***** MATERIAL PROVIDED
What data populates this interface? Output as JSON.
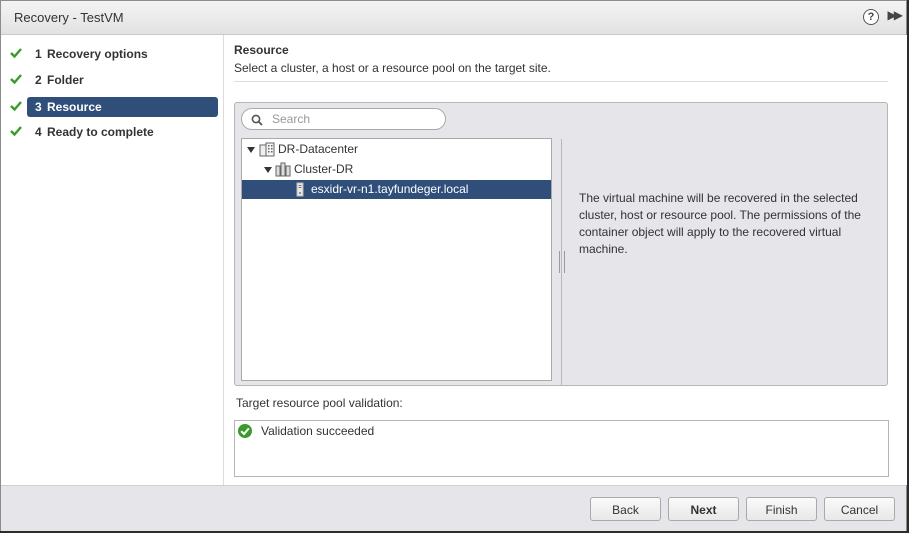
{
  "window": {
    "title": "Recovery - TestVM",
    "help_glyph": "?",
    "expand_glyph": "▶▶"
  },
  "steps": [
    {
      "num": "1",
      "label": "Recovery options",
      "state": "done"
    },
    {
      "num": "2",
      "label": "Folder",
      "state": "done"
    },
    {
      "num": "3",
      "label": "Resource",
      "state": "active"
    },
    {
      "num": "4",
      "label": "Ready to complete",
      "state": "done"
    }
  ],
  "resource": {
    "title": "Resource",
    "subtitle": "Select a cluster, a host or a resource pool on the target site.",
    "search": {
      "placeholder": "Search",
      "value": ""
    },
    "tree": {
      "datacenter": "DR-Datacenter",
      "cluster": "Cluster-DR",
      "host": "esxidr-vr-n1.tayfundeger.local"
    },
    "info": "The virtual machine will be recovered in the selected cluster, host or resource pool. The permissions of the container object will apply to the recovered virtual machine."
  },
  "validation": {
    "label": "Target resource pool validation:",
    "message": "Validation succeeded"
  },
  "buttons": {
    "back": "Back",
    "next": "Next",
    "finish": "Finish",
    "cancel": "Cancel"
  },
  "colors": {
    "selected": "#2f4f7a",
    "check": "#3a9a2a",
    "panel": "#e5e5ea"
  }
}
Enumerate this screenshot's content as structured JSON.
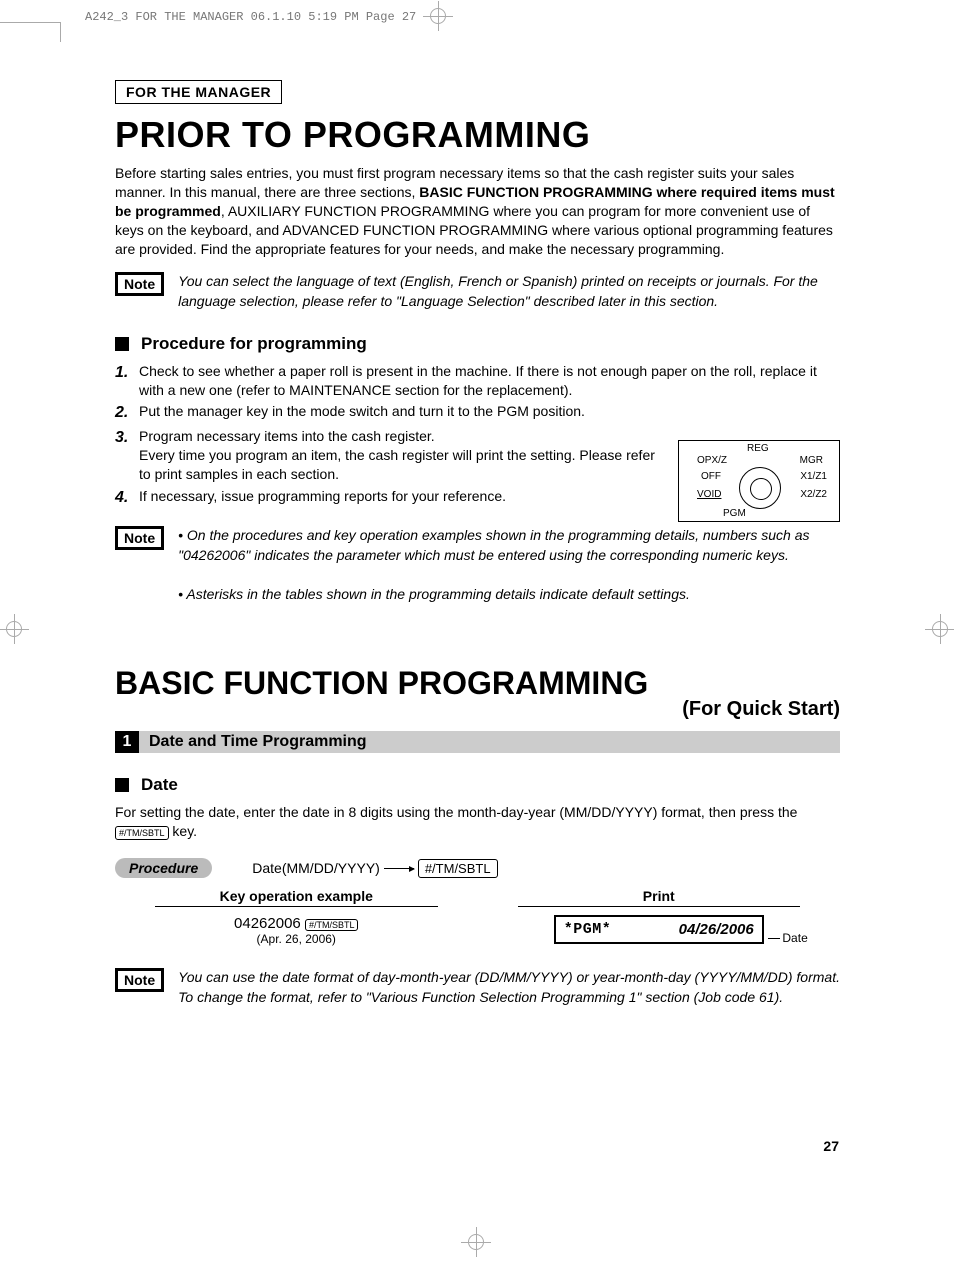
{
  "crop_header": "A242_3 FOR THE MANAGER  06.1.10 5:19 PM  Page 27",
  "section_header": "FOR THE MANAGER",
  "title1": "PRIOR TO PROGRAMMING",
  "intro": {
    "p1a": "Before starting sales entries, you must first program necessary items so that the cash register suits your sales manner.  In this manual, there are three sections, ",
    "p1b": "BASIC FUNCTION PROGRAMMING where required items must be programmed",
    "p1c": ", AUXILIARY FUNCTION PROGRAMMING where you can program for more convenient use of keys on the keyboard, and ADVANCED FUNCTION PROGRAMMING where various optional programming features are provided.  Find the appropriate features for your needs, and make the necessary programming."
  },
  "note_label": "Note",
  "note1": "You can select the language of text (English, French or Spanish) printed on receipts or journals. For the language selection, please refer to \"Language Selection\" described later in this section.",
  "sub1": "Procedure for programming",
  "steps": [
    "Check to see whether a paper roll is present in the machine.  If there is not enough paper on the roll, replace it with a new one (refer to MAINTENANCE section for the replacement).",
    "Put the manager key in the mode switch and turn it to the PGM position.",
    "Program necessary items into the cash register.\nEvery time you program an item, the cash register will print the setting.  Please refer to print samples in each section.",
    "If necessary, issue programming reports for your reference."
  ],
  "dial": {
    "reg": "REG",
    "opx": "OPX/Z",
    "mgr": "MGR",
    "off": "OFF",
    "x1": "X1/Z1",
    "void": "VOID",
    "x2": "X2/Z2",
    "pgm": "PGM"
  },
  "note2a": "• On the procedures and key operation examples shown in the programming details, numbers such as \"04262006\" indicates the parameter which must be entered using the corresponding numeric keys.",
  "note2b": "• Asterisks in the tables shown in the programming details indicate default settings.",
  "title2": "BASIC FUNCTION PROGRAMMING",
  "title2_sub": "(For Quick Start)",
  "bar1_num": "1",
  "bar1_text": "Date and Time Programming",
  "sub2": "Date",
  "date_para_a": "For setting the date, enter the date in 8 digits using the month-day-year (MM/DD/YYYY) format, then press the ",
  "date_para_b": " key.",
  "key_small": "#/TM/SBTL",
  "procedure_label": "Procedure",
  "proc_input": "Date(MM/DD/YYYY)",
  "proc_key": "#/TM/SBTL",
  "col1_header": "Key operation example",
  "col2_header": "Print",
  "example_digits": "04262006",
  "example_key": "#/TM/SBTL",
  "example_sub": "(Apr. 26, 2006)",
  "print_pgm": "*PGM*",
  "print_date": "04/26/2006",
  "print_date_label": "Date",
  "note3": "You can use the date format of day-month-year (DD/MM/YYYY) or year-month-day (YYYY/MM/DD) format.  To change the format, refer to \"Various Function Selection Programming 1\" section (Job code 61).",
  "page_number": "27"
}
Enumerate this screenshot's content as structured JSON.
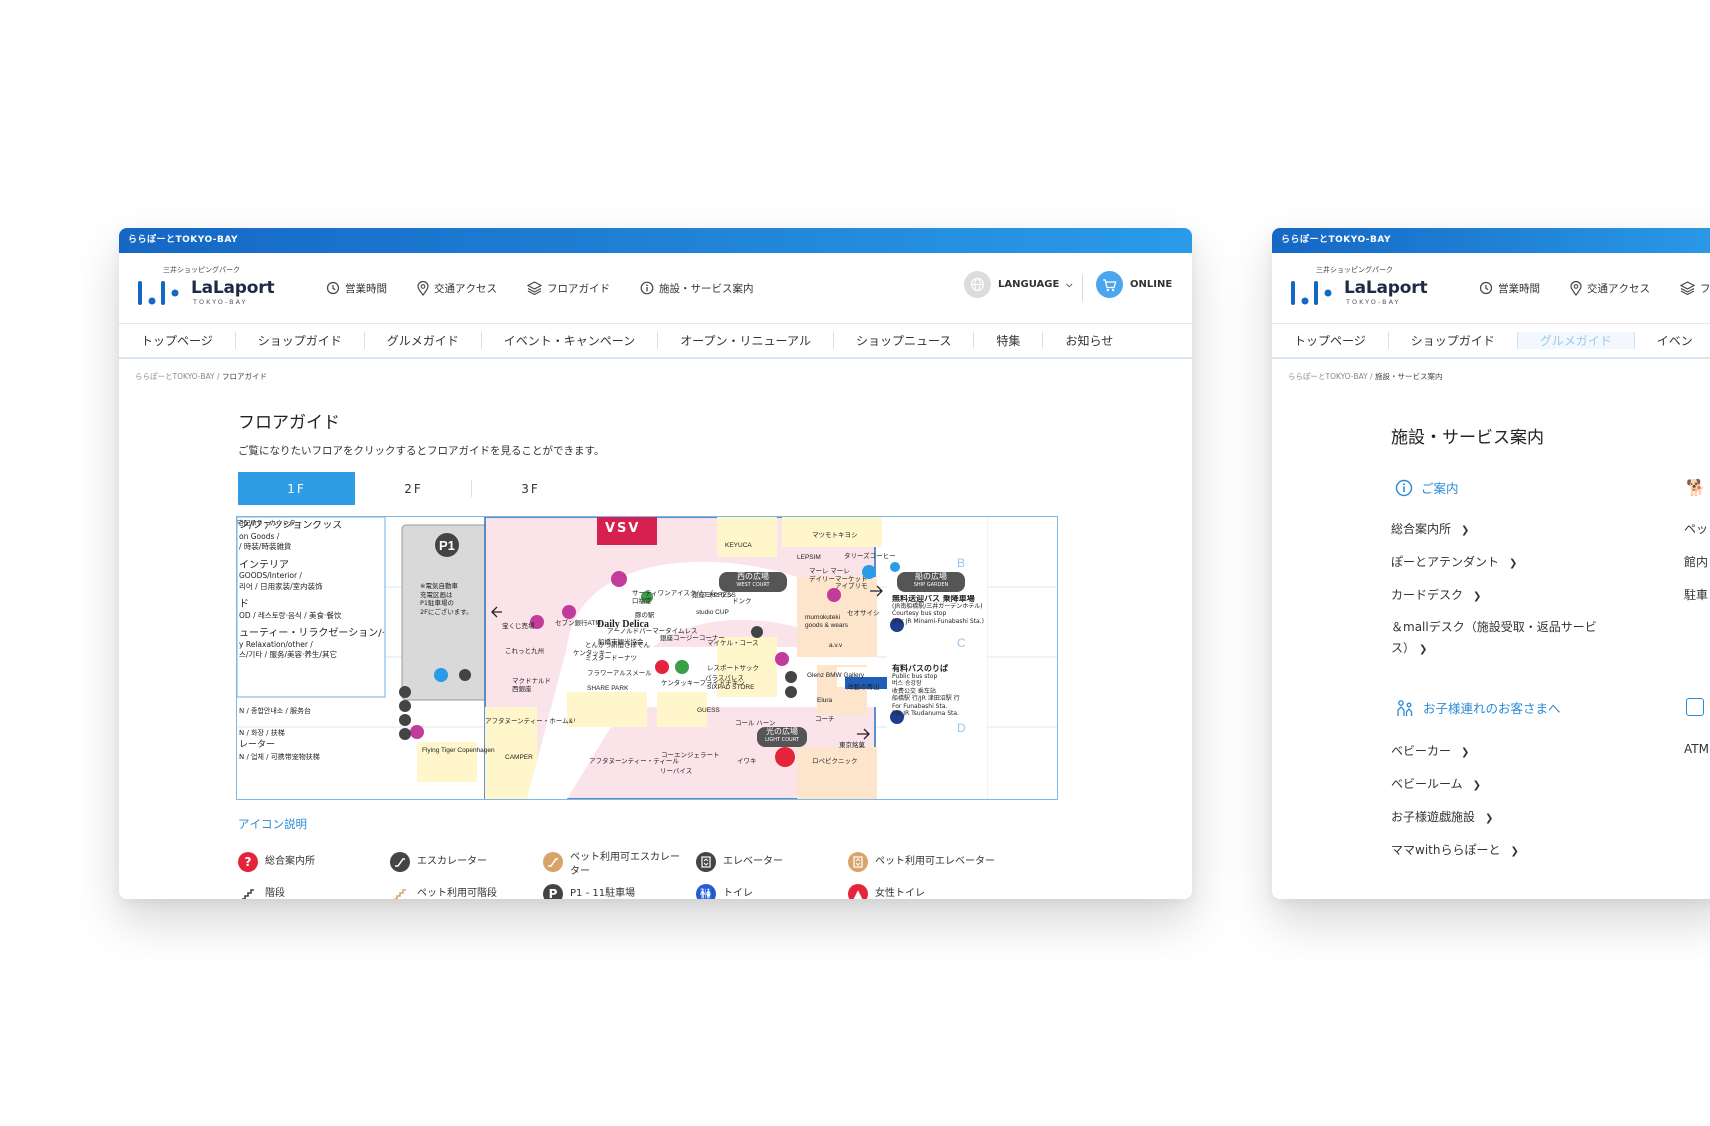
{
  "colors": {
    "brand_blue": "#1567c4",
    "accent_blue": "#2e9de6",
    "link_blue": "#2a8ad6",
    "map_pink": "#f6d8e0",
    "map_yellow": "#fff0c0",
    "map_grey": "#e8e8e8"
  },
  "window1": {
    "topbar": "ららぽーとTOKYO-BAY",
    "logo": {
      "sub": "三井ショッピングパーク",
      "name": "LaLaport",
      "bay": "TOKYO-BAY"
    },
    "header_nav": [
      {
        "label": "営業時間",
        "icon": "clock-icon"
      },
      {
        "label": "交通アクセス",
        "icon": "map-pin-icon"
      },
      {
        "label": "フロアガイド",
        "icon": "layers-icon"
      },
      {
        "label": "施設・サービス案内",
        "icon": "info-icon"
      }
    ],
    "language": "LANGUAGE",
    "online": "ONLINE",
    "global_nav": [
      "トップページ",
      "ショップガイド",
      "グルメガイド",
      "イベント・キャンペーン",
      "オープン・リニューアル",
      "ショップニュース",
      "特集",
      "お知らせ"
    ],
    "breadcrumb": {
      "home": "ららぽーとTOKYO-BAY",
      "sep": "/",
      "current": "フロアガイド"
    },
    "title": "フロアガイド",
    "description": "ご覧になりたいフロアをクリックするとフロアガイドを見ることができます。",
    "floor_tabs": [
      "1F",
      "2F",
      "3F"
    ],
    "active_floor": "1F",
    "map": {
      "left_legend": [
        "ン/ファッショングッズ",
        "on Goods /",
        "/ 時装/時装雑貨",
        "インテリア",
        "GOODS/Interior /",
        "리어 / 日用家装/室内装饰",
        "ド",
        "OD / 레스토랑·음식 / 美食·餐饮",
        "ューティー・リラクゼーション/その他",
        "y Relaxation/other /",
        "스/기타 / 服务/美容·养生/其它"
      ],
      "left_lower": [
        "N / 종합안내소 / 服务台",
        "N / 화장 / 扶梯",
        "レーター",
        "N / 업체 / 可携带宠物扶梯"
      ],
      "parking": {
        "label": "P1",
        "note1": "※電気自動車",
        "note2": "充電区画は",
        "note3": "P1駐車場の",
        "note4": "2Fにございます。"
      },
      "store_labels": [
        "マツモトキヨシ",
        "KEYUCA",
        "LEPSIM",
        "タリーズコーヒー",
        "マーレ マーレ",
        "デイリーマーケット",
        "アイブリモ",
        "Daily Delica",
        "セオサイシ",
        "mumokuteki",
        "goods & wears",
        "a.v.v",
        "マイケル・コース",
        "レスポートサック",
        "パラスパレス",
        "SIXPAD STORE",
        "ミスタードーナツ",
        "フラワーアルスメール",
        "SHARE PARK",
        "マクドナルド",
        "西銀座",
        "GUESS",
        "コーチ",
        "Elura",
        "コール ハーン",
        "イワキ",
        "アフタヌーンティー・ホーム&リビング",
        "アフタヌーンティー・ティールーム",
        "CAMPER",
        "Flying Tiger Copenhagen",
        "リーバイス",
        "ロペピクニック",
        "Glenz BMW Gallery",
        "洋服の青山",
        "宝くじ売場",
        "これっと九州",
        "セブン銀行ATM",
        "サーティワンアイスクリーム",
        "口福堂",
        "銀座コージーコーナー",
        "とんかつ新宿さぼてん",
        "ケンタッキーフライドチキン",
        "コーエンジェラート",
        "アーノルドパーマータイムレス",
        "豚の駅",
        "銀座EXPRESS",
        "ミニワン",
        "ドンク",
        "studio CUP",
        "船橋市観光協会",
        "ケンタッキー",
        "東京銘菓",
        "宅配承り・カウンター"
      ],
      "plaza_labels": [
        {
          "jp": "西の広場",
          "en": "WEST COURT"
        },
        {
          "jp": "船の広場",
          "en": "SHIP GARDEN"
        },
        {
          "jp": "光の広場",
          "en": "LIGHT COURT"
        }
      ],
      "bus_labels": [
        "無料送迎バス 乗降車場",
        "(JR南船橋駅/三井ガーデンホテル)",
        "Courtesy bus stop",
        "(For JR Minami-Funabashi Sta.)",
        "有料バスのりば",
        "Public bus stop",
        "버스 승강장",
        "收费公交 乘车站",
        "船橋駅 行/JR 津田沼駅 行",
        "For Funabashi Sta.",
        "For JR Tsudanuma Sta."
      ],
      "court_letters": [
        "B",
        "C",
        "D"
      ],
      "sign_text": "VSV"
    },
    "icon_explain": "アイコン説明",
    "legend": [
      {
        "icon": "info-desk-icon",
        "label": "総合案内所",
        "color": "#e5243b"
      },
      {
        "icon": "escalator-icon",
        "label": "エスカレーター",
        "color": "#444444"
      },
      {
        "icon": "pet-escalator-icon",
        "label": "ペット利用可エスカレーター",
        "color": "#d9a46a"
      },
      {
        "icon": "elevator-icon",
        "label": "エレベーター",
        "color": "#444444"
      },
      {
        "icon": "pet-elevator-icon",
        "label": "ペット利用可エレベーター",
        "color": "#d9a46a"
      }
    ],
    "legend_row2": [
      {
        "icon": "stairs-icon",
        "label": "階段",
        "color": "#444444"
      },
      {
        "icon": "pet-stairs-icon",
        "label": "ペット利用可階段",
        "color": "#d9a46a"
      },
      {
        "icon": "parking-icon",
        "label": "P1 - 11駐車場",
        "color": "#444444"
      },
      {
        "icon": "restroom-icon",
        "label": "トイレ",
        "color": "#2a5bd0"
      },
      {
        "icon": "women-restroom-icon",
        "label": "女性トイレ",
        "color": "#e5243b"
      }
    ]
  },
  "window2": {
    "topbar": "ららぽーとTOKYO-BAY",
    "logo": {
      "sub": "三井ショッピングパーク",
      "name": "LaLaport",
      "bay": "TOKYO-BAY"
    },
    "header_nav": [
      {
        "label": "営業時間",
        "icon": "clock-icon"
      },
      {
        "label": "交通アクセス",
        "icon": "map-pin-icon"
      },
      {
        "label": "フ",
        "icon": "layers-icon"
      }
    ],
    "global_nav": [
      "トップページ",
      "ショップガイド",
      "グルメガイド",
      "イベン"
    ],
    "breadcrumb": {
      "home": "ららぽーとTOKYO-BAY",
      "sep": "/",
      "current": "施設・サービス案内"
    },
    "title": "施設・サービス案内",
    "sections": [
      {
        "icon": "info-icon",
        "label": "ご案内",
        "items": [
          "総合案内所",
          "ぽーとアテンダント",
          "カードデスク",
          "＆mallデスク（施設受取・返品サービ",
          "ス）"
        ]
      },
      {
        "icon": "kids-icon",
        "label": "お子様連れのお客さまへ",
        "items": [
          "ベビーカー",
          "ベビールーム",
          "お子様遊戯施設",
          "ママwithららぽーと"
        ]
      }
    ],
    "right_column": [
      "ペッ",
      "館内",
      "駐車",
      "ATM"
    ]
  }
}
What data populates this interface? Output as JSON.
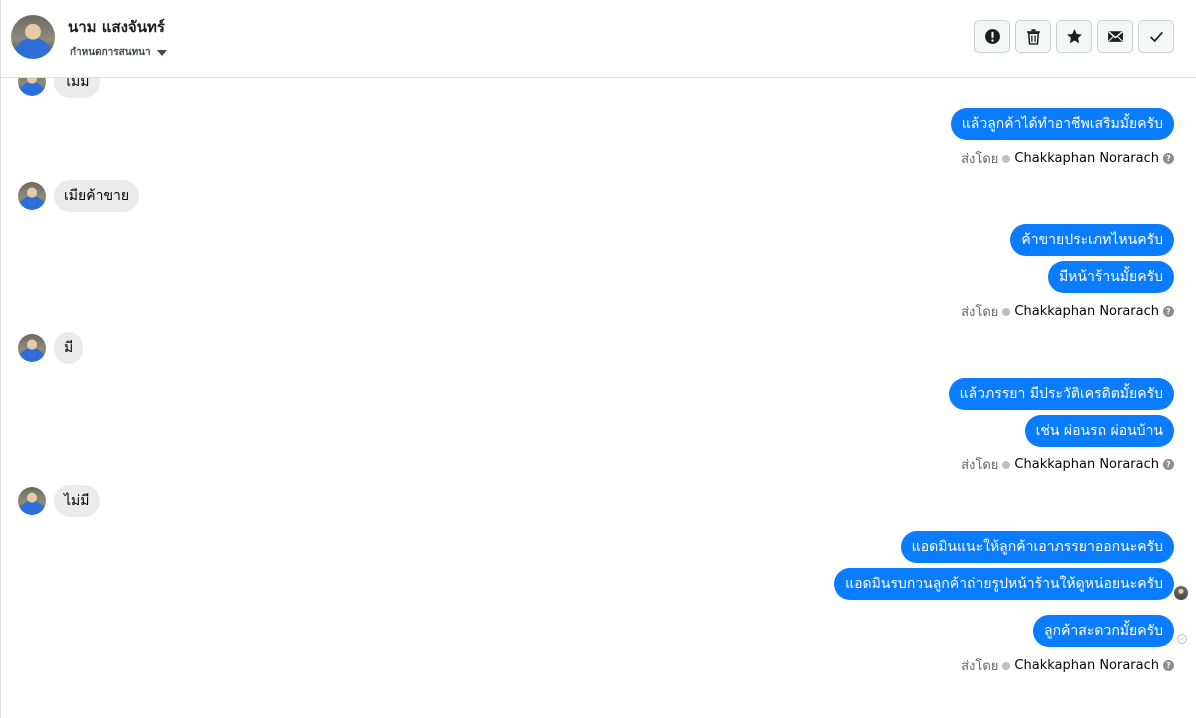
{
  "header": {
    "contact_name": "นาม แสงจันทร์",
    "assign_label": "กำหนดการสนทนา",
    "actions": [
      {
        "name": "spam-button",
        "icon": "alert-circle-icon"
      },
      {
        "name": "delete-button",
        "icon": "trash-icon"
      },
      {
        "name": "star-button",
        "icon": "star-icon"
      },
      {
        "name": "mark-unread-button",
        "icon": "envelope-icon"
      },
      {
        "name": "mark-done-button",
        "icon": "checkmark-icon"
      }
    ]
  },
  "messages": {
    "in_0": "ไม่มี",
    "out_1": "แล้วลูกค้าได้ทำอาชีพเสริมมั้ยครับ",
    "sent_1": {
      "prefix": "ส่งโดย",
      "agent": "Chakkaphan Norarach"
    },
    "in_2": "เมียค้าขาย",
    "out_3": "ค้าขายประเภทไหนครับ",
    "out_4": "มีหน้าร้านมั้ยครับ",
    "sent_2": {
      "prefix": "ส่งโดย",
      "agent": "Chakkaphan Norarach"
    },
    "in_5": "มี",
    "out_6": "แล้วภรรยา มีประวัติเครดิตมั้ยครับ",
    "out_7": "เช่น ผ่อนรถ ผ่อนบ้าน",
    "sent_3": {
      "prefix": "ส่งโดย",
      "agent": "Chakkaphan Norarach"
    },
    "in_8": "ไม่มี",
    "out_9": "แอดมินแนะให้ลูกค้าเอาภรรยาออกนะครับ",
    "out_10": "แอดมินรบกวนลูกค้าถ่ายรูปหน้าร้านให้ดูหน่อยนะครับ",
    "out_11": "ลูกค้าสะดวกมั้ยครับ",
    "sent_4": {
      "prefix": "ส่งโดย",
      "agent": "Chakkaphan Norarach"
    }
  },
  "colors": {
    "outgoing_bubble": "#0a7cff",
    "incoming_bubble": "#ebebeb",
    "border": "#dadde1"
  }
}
**********
> SHORT TASK: Look through the lines above and collect those with the word "register".

> CORRECT OUTPUT:
    "p1a": "Before starting sales entries, you must first program necessary items so that the cash register suits your sales manner.  In this manual, there are three sections, ",
    "Program necessary items into the cash register.\nEvery time you program an item, the cash register will print the setting.  Please refer to print samples in each section.",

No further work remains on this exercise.